++++ Supplied data ++++
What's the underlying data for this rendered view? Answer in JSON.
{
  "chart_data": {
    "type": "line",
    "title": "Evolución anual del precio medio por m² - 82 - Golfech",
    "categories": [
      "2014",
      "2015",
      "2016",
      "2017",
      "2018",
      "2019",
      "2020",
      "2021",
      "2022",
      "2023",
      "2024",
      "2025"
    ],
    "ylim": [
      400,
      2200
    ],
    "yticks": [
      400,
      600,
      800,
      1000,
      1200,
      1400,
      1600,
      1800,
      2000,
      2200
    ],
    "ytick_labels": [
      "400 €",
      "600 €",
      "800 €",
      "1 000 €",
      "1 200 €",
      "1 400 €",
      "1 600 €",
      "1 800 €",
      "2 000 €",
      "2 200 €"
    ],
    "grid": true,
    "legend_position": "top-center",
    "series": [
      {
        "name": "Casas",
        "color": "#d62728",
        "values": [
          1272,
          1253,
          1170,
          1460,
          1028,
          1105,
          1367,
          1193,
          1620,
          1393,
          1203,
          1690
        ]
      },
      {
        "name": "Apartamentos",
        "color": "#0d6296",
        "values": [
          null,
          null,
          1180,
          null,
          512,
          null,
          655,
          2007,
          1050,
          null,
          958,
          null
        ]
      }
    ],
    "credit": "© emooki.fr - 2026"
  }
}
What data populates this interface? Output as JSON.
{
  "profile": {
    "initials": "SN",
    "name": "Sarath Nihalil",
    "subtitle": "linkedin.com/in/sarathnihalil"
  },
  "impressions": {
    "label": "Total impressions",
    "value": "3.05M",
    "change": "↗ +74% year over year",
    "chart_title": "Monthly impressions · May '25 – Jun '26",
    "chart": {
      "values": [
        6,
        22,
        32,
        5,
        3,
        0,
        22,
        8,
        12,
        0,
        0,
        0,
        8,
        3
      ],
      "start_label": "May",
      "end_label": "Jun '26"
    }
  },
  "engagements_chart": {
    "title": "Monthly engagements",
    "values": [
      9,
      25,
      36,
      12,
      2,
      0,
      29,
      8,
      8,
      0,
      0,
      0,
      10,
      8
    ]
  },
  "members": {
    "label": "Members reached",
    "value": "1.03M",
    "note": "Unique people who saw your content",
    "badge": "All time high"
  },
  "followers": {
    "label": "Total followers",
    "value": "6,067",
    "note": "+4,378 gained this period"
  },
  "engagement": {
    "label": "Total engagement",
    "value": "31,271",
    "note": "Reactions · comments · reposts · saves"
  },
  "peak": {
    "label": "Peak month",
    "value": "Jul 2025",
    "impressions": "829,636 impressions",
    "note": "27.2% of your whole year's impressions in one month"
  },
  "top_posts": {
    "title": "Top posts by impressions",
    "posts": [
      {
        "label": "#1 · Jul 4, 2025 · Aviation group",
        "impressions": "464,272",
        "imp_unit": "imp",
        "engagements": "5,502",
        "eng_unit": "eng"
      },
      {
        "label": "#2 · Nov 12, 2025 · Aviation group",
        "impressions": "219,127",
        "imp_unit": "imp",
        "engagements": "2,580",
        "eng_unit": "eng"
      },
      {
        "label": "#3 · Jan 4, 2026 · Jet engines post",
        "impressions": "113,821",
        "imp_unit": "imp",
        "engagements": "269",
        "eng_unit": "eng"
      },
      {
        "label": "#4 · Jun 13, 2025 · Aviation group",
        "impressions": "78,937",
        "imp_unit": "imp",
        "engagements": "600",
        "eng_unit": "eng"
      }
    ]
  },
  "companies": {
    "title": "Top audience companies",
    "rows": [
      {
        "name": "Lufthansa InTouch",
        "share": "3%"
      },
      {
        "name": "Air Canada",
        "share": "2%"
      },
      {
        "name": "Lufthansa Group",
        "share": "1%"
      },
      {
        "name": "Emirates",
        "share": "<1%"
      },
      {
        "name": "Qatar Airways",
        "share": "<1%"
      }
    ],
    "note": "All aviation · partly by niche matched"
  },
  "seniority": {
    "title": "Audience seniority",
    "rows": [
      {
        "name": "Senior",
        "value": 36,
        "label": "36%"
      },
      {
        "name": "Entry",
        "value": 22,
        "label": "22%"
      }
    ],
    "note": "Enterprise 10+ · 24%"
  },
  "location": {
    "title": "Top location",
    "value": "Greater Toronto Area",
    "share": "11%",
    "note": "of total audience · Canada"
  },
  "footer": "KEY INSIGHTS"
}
++++
What is needed: The lines above should be duplicated exactly.

Final result:
What's the underlying data for this rendered view? Answer in JSON.
{
  "chart_data": {
    "type": "line",
    "title": "Evolución anual del precio medio por m² - 82 - Golfech",
    "categories": [
      "2014",
      "2015",
      "2016",
      "2017",
      "2018",
      "2019",
      "2020",
      "2021",
      "2022",
      "2023",
      "2024",
      "2025"
    ],
    "ylim": [
      400,
      2200
    ],
    "yticks": [
      400,
      600,
      800,
      1000,
      1200,
      1400,
      1600,
      1800,
      2000,
      2200
    ],
    "ytick_labels": [
      "400 €",
      "600 €",
      "800 €",
      "1 000 €",
      "1 200 €",
      "1 400 €",
      "1 600 €",
      "1 800 €",
      "2 000 €",
      "2 200 €"
    ],
    "grid": true,
    "legend_position": "top-center",
    "series": [
      {
        "name": "Casas",
        "color": "#d62728",
        "values": [
          1272,
          1253,
          1170,
          1460,
          1028,
          1105,
          1367,
          1193,
          1620,
          1393,
          1203,
          1690
        ]
      },
      {
        "name": "Apartamentos",
        "color": "#0d6296",
        "values": [
          null,
          null,
          1180,
          null,
          512,
          null,
          655,
          2007,
          1050,
          null,
          958,
          null
        ]
      }
    ],
    "credit": "© emooki.fr - 2026"
  }
}
What data populates this interface? Output as JSON.
{
  "profile": {
    "initials": "SN",
    "name": "Sarath Nihalil",
    "subtitle": "linkedin.com/in/sarathnihalil"
  },
  "impressions": {
    "label": "Total impressions",
    "value": "3.05M",
    "change": "↗ +74% year over year",
    "chart_title": "Monthly impressions · May '25 – Jun '26",
    "chart": {
      "values": [
        6,
        22,
        32,
        5,
        3,
        0,
        22,
        8,
        12,
        0,
        0,
        0,
        8,
        3
      ],
      "start_label": "May",
      "end_label": "Jun '26"
    }
  },
  "engagements_chart": {
    "title": "Monthly engagements",
    "values": [
      9,
      25,
      36,
      12,
      2,
      0,
      29,
      8,
      8,
      0,
      0,
      0,
      10,
      8
    ]
  },
  "members": {
    "label": "Members reached",
    "value": "1.03M",
    "note": "Unique people who saw your content",
    "badge": "All time high"
  },
  "followers": {
    "label": "Total followers",
    "value": "6,067",
    "note": "+4,378 gained this period"
  },
  "engagement": {
    "label": "Total engagement",
    "value": "31,271",
    "note": "Reactions · comments · reposts · saves"
  },
  "peak": {
    "label": "Peak month",
    "value": "Jul 2025",
    "impressions": "829,636 impressions",
    "note": "27.2% of your whole year's impressions in one month"
  },
  "top_posts": {
    "title": "Top posts by impressions",
    "posts": [
      {
        "label": "#1 · Jul 4, 2025 · Aviation group",
        "impressions": "464,272",
        "imp_unit": "imp",
        "engagements": "5,502",
        "eng_unit": "eng"
      },
      {
        "label": "#2 · Nov 12, 2025 · Aviation group",
        "impressions": "219,127",
        "imp_unit": "imp",
        "engagements": "2,580",
        "eng_unit": "eng"
      },
      {
        "label": "#3 · Jan 4, 2026 · Jet engines post",
        "impressions": "113,821",
        "imp_unit": "imp",
        "engagements": "269",
        "eng_unit": "eng"
      },
      {
        "label": "#4 · Jun 13, 2025 · Aviation group",
        "impressions": "78,937",
        "imp_unit": "imp",
        "engagements": "600",
        "eng_unit": "eng"
      }
    ]
  },
  "companies": {
    "title": "Top audience companies",
    "rows": [
      {
        "name": "Lufthansa InTouch",
        "share": "3%"
      },
      {
        "name": "Air Canada",
        "share": "2%"
      },
      {
        "name": "Lufthansa Group",
        "share": "1%"
      },
      {
        "name": "Emirates",
        "share": "<1%"
      },
      {
        "name": "Qatar Airways",
        "share": "<1%"
      }
    ],
    "note": "All aviation · partly by niche matched"
  },
  "seniority": {
    "title": "Audience seniority",
    "rows": [
      {
        "name": "Senior",
        "value": 36,
        "label": "36%"
      },
      {
        "name": "Entry",
        "value": 22,
        "label": "22%"
      }
    ],
    "note": "Enterprise 10+ · 24%"
  },
  "location": {
    "title": "Top location",
    "value": "Greater Toronto Area",
    "share": "11%",
    "note": "of total audience · Canada"
  },
  "footer": "KEY INSIGHTS"
}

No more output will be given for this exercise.